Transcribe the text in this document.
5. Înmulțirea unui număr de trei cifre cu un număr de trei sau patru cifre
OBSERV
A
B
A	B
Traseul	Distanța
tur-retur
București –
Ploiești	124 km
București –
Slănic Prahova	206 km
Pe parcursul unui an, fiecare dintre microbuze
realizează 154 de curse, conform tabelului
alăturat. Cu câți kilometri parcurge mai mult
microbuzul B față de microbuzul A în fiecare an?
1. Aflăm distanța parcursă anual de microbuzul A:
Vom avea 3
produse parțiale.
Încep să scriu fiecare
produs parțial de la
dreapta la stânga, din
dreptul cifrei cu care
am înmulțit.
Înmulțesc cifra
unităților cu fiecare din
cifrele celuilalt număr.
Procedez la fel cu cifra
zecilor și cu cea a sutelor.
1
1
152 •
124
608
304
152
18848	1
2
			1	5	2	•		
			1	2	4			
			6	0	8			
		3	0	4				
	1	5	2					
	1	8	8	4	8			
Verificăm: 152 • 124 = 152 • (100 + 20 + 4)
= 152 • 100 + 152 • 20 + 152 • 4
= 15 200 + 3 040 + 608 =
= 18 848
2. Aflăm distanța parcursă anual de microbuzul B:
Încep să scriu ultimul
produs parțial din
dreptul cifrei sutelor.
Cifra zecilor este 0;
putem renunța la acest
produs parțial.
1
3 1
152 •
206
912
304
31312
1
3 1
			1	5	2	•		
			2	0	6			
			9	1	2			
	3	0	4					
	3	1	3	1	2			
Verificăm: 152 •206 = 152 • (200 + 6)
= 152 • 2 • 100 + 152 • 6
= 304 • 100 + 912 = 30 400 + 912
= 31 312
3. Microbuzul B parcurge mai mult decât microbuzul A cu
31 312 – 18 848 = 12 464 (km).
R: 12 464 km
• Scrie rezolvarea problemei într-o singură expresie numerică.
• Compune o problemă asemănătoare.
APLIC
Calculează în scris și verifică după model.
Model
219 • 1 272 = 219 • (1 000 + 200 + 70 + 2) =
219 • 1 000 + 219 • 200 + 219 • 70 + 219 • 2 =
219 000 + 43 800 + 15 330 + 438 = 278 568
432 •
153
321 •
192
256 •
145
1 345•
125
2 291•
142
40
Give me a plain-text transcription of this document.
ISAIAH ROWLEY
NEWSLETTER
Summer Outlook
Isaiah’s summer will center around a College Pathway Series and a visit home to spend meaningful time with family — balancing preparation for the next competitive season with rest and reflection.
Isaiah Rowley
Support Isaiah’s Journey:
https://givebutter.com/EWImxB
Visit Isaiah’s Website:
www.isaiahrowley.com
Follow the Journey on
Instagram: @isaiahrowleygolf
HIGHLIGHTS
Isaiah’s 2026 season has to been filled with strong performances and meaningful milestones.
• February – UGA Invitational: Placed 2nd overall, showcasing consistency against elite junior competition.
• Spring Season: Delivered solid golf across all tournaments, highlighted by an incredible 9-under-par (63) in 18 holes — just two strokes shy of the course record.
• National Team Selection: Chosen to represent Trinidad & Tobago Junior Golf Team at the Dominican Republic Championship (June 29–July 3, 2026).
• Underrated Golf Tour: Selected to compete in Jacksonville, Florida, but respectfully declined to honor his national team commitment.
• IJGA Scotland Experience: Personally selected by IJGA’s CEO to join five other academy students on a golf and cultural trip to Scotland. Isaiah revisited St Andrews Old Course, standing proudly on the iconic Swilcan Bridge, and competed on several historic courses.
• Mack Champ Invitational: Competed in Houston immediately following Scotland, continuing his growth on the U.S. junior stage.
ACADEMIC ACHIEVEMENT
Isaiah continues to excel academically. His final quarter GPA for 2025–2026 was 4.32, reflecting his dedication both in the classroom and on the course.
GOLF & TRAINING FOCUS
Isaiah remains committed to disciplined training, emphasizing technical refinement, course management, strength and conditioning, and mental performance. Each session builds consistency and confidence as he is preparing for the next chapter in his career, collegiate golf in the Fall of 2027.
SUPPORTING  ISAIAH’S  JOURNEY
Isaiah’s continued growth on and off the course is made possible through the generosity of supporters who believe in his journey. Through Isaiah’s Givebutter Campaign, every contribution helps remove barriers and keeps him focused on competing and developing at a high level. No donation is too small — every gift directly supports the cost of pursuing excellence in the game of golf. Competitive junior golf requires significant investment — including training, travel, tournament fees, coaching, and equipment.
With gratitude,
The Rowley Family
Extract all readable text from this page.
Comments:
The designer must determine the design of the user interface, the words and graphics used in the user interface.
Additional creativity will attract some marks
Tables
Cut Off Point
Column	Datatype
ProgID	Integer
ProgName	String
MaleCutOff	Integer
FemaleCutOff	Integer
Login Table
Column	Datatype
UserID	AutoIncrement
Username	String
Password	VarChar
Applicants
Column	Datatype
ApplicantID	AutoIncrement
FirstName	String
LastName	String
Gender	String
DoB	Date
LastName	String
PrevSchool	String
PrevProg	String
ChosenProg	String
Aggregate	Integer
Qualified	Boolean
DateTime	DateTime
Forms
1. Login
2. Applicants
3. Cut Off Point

- [SET PROBLEM]: Pull out each line of the entries that contains "Invitational".

- [WRITTEN RESPONSE]:
• February – UGA Invitational: Placed 2nd overall, showcasing consistency against elite junior competition.
• Mack Champ Invitational: Competed in Houston immediately following Scotland, continuing his growth on the U.S. junior stage.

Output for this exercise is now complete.